● Exercise details
Write out the whole listing exactly as it stands.

● Extracted data
###

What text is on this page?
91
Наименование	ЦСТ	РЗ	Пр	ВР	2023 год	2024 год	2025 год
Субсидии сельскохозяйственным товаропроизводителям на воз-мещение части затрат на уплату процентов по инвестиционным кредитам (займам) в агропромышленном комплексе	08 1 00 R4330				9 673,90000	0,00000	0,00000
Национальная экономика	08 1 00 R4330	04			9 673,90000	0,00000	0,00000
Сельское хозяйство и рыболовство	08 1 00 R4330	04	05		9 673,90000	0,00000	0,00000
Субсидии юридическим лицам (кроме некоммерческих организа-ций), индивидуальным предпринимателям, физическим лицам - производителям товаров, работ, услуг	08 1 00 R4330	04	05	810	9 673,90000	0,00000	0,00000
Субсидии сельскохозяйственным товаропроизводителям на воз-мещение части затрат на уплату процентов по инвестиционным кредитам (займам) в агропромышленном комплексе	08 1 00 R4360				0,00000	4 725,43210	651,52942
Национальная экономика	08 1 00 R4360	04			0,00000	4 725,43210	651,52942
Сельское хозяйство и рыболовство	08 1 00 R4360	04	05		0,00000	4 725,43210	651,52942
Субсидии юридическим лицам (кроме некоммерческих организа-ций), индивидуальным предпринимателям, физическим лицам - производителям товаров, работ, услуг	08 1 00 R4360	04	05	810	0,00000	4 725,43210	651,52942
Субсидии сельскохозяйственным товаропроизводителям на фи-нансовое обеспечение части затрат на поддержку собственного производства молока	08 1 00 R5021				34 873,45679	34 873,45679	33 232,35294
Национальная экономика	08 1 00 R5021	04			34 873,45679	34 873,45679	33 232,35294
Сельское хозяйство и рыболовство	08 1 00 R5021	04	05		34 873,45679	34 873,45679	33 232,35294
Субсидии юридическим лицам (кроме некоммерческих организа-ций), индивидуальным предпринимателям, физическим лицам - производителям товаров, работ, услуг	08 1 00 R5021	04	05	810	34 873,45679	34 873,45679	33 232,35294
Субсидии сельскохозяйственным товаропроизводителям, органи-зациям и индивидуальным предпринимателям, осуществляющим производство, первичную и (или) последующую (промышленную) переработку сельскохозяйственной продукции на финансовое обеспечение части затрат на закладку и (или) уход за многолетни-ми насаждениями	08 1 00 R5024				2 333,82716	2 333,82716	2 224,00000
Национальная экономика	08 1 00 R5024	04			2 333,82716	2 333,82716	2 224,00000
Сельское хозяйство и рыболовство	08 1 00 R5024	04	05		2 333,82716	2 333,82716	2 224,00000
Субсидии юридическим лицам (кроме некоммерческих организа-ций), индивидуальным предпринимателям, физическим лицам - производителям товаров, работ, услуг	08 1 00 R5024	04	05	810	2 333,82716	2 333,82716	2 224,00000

###

● Reply to the task
What text is on this page?
91
Наименование	ЦСТ	РЗ	Пр	ВР	2023 год	2024 год	2025 год
Субсидии сельскохозяйственным товаропроизводителям на воз-мещение части затрат на уплату процентов по инвестиционным кредитам (займам) в агропромышленном комплексе	08 1 00 R4330				9 673,90000	0,00000	0,00000
Национальная экономика	08 1 00 R4330	04			9 673,90000	0,00000	0,00000
Сельское хозяйство и рыболовство	08 1 00 R4330	04	05		9 673,90000	0,00000	0,00000
Субсидии юридическим лицам (кроме некоммерческих организа-ций), индивидуальным предпринимателям, физическим лицам - производителям товаров, работ, услуг	08 1 00 R4330	04	05	810	9 673,90000	0,00000	0,00000
Субсидии сельскохозяйственным товаропроизводителям на воз-мещение части затрат на уплату процентов по инвестиционным кредитам (займам) в агропромышленном комплексе	08 1 00 R4360				0,00000	4 725,43210	651,52942
Национальная экономика	08 1 00 R4360	04			0,00000	4 725,43210	651,52942
Сельское хозяйство и рыболовство	08 1 00 R4360	04	05		0,00000	4 725,43210	651,52942
Субсидии юридическим лицам (кроме некоммерческих организа-ций), индивидуальным предпринимателям, физическим лицам - производителям товаров, работ, услуг	08 1 00 R4360	04	05	810	0,00000	4 725,43210	651,52942
Субсидии сельскохозяйственным товаропроизводителям на фи-нансовое обеспечение части затрат на поддержку собственного производства молока	08 1 00 R5021				34 873,45679	34 873,45679	33 232,35294
Национальная экономика	08 1 00 R5021	04			34 873,45679	34 873,45679	33 232,35294
Сельское хозяйство и рыболовство	08 1 00 R5021	04	05		34 873,45679	34 873,45679	33 232,35294
Субсидии юридическим лицам (кроме некоммерческих организа-ций), индивидуальным предпринимателям, физическим лицам - производителям товаров, работ, услуг	08 1 00 R5021	04	05	810	34 873,45679	34 873,45679	33 232,35294
Субсидии сельскохозяйственным товаропроизводителям, органи-зациям и индивидуальным предпринимателям, осуществляющим производство, первичную и (или) последующую (промышленную) переработку сельскохозяйственной продукции на финансовое обеспечение части затрат на закладку и (или) уход за многолетни-ми насаждениями	08 1 00 R5024				2 333,82716	2 333,82716	2 224,00000
Национальная экономика	08 1 00 R5024	04			2 333,82716	2 333,82716	2 224,00000
Сельское хозяйство и рыболовство	08 1 00 R5024	04	05		2 333,82716	2 333,82716	2 224,00000
Субсидии юридическим лицам (кроме некоммерческих организа-ций), индивидуальным предпринимателям, физическим лицам - производителям товаров, работ, услуг	08 1 00 R5024	04	05	810	2 333,82716	2 333,82716	2 224,00000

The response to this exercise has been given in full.